Directive: Give the listing below again in full, exactly as written.

--- begin Supplied material ---

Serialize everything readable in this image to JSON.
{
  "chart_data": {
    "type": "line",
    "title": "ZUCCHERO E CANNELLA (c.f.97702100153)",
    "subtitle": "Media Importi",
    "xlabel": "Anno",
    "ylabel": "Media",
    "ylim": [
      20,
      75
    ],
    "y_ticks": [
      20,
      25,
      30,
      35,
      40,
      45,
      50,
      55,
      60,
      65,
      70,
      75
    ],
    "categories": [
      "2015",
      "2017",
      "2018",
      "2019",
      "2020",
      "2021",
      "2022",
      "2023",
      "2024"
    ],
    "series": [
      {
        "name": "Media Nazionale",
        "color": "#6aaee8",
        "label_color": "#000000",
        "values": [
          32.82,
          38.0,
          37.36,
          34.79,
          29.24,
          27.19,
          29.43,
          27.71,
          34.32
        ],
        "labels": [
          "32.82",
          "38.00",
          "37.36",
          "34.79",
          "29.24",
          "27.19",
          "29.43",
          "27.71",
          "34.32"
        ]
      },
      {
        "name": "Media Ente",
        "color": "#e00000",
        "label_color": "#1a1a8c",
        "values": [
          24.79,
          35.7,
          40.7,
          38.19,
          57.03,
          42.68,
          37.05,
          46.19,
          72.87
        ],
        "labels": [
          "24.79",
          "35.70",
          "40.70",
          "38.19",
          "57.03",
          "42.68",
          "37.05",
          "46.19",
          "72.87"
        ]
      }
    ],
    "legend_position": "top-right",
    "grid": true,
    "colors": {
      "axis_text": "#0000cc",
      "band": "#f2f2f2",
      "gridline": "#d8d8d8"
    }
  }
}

--- end Supplied material ---

Solution to the problem:
Serialize everything readable in this image to JSON.
{
  "chart_data": {
    "type": "line",
    "title": "ZUCCHERO E CANNELLA (c.f.97702100153)",
    "subtitle": "Media Importi",
    "xlabel": "Anno",
    "ylabel": "Media",
    "ylim": [
      20,
      75
    ],
    "y_ticks": [
      20,
      25,
      30,
      35,
      40,
      45,
      50,
      55,
      60,
      65,
      70,
      75
    ],
    "categories": [
      "2015",
      "2017",
      "2018",
      "2019",
      "2020",
      "2021",
      "2022",
      "2023",
      "2024"
    ],
    "series": [
      {
        "name": "Media Nazionale",
        "color": "#6aaee8",
        "label_color": "#000000",
        "values": [
          32.82,
          38.0,
          37.36,
          34.79,
          29.24,
          27.19,
          29.43,
          27.71,
          34.32
        ],
        "labels": [
          "32.82",
          "38.00",
          "37.36",
          "34.79",
          "29.24",
          "27.19",
          "29.43",
          "27.71",
          "34.32"
        ]
      },
      {
        "name": "Media Ente",
        "color": "#e00000",
        "label_color": "#1a1a8c",
        "values": [
          24.79,
          35.7,
          40.7,
          38.19,
          57.03,
          42.68,
          37.05,
          46.19,
          72.87
        ],
        "labels": [
          "24.79",
          "35.70",
          "40.70",
          "38.19",
          "57.03",
          "42.68",
          "37.05",
          "46.19",
          "72.87"
        ]
      }
    ],
    "legend_position": "top-right",
    "grid": true,
    "colors": {
      "axis_text": "#0000cc",
      "band": "#f2f2f2",
      "gridline": "#d8d8d8"
    }
  }
}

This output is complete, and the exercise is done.